— Records from a data source —
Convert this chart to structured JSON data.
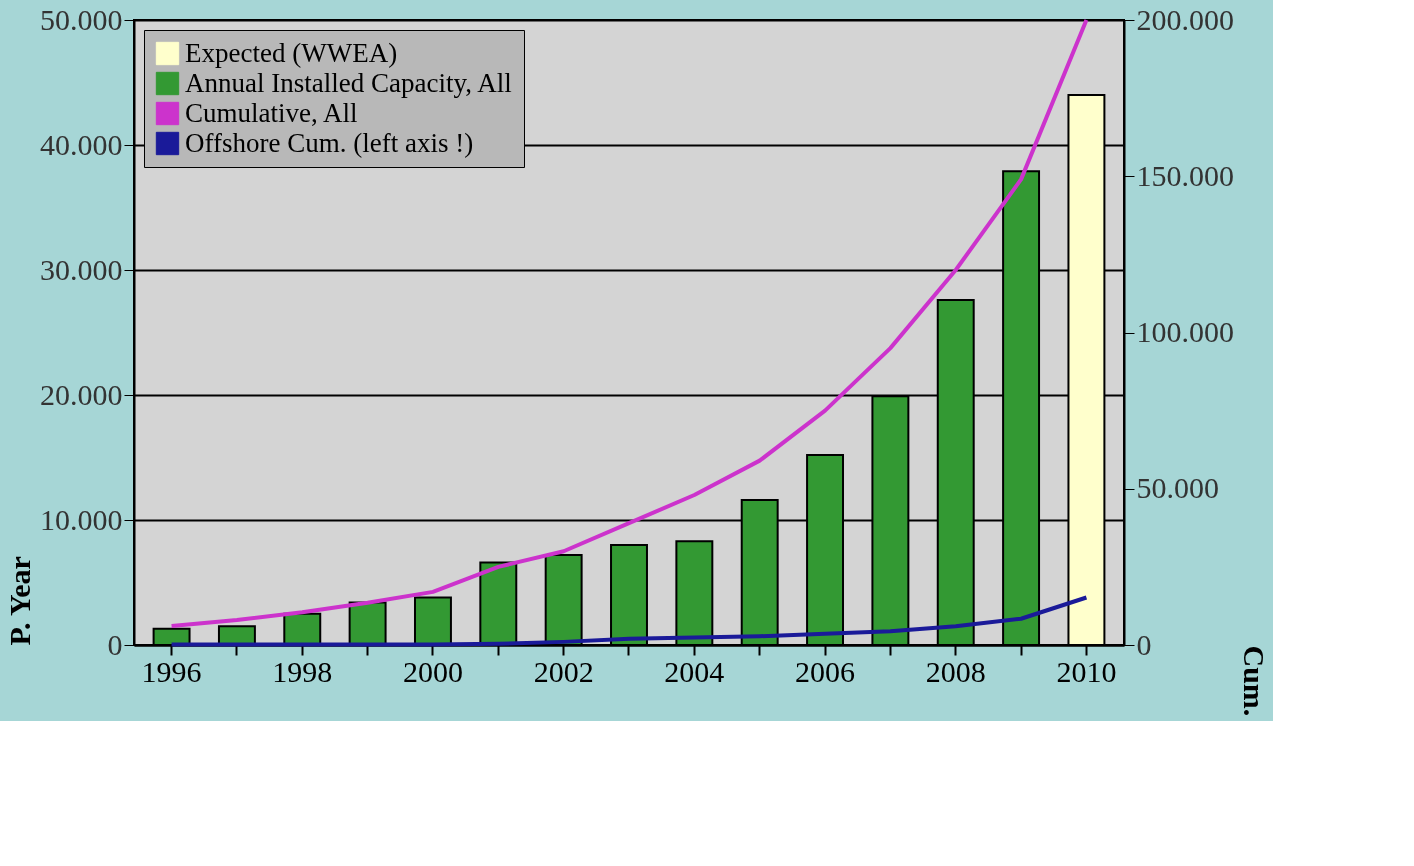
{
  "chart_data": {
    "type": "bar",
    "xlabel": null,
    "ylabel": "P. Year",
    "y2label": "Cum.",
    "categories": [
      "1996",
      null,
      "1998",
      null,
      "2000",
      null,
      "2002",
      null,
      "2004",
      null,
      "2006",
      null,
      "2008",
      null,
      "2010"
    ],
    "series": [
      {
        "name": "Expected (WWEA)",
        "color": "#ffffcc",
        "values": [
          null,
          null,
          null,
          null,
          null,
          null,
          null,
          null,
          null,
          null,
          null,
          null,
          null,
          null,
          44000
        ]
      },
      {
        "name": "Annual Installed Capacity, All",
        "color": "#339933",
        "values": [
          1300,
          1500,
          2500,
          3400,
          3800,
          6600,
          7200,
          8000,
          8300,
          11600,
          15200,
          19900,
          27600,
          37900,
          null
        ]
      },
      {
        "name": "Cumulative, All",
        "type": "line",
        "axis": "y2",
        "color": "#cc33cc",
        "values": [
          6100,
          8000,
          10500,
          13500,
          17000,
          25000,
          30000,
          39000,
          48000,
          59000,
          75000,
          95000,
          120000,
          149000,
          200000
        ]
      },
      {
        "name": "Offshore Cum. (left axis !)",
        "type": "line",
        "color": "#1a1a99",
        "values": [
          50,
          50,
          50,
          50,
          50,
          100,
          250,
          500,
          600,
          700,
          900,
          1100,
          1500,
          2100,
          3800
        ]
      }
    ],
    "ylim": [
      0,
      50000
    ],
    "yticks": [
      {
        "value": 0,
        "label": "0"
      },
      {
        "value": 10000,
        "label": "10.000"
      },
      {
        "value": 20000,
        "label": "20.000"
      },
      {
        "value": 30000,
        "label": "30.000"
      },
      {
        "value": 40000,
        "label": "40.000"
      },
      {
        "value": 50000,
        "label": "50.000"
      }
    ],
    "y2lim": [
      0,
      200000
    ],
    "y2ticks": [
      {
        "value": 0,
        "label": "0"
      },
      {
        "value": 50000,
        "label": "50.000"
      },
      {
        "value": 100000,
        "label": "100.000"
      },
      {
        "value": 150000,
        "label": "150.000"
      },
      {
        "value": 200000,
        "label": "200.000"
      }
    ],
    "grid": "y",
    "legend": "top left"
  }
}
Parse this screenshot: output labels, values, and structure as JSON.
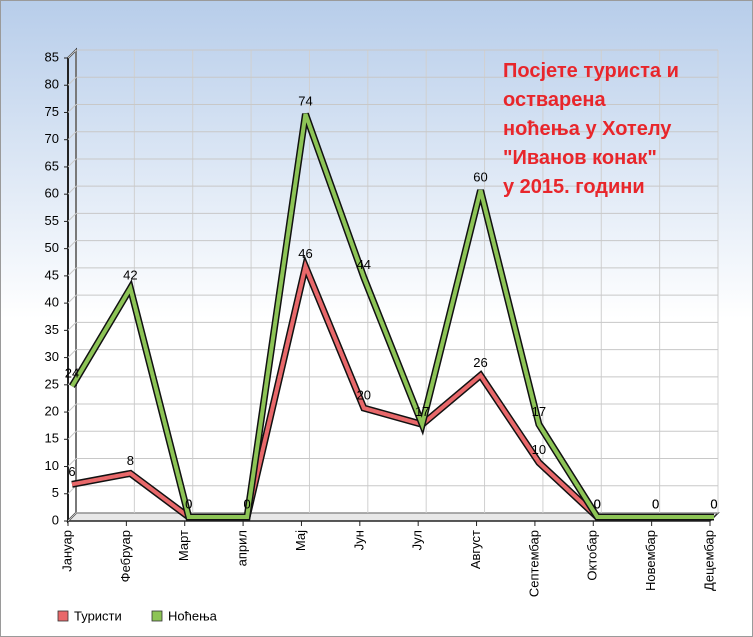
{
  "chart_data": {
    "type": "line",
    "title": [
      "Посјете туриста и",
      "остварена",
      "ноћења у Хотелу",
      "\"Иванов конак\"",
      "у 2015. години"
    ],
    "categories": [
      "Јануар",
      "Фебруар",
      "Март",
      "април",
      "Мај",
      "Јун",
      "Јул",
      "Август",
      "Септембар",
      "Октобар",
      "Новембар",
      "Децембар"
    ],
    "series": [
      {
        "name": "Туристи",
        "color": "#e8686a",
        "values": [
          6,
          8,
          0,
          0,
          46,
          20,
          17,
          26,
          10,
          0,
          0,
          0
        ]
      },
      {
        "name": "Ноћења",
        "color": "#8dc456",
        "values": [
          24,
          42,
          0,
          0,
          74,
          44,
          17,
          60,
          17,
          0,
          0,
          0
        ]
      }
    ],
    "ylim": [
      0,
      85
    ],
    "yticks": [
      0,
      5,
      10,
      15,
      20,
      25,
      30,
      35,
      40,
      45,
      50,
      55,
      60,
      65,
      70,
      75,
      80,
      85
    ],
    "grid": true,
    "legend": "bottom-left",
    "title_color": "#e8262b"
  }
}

— WRITTEN PROBLEM —
Transcribe the records word for word and include no pictures.

— RESPONSE TO THE TASK —
Convert this chart to structured JSON data.
{
  "chart_data": {
    "type": "bar",
    "xlabel": null,
    "ylabel": "P. Year",
    "y2label": "Cum.",
    "categories": [
      "1996",
      null,
      "1998",
      null,
      "2000",
      null,
      "2002",
      null,
      "2004",
      null,
      "2006",
      null,
      "2008",
      null,
      "2010"
    ],
    "series": [
      {
        "name": "Expected (WWEA)",
        "color": "#ffffcc",
        "values": [
          null,
          null,
          null,
          null,
          null,
          null,
          null,
          null,
          null,
          null,
          null,
          null,
          null,
          null,
          44000
        ]
      },
      {
        "name": "Annual Installed Capacity, All",
        "color": "#339933",
        "values": [
          1300,
          1500,
          2500,
          3400,
          3800,
          6600,
          7200,
          8000,
          8300,
          11600,
          15200,
          19900,
          27600,
          37900,
          null
        ]
      },
      {
        "name": "Cumulative, All",
        "type": "line",
        "axis": "y2",
        "color": "#cc33cc",
        "values": [
          6100,
          8000,
          10500,
          13500,
          17000,
          25000,
          30000,
          39000,
          48000,
          59000,
          75000,
          95000,
          120000,
          149000,
          200000
        ]
      },
      {
        "name": "Offshore Cum. (left axis !)",
        "type": "line",
        "color": "#1a1a99",
        "values": [
          50,
          50,
          50,
          50,
          50,
          100,
          250,
          500,
          600,
          700,
          900,
          1100,
          1500,
          2100,
          3800
        ]
      }
    ],
    "ylim": [
      0,
      50000
    ],
    "yticks": [
      {
        "value": 0,
        "label": "0"
      },
      {
        "value": 10000,
        "label": "10.000"
      },
      {
        "value": 20000,
        "label": "20.000"
      },
      {
        "value": 30000,
        "label": "30.000"
      },
      {
        "value": 40000,
        "label": "40.000"
      },
      {
        "value": 50000,
        "label": "50.000"
      }
    ],
    "y2lim": [
      0,
      200000
    ],
    "y2ticks": [
      {
        "value": 0,
        "label": "0"
      },
      {
        "value": 50000,
        "label": "50.000"
      },
      {
        "value": 100000,
        "label": "100.000"
      },
      {
        "value": 150000,
        "label": "150.000"
      },
      {
        "value": 200000,
        "label": "200.000"
      }
    ],
    "grid": "y",
    "legend": "top left"
  }
}
Parse this screenshot: output labels, values, and structure as JSON.
{
  "chart_data": {
    "type": "line",
    "title": [
      "Посјете туриста и",
      "остварена",
      "ноћења у Хотелу",
      "\"Иванов конак\"",
      "у 2015. години"
    ],
    "categories": [
      "Јануар",
      "Фебруар",
      "Март",
      "април",
      "Мај",
      "Јун",
      "Јул",
      "Август",
      "Септембар",
      "Октобар",
      "Новембар",
      "Децембар"
    ],
    "series": [
      {
        "name": "Туристи",
        "color": "#e8686a",
        "values": [
          6,
          8,
          0,
          0,
          46,
          20,
          17,
          26,
          10,
          0,
          0,
          0
        ]
      },
      {
        "name": "Ноћења",
        "color": "#8dc456",
        "values": [
          24,
          42,
          0,
          0,
          74,
          44,
          17,
          60,
          17,
          0,
          0,
          0
        ]
      }
    ],
    "ylim": [
      0,
      85
    ],
    "yticks": [
      0,
      5,
      10,
      15,
      20,
      25,
      30,
      35,
      40,
      45,
      50,
      55,
      60,
      65,
      70,
      75,
      80,
      85
    ],
    "grid": true,
    "legend": "bottom-left",
    "title_color": "#e8262b"
  }
}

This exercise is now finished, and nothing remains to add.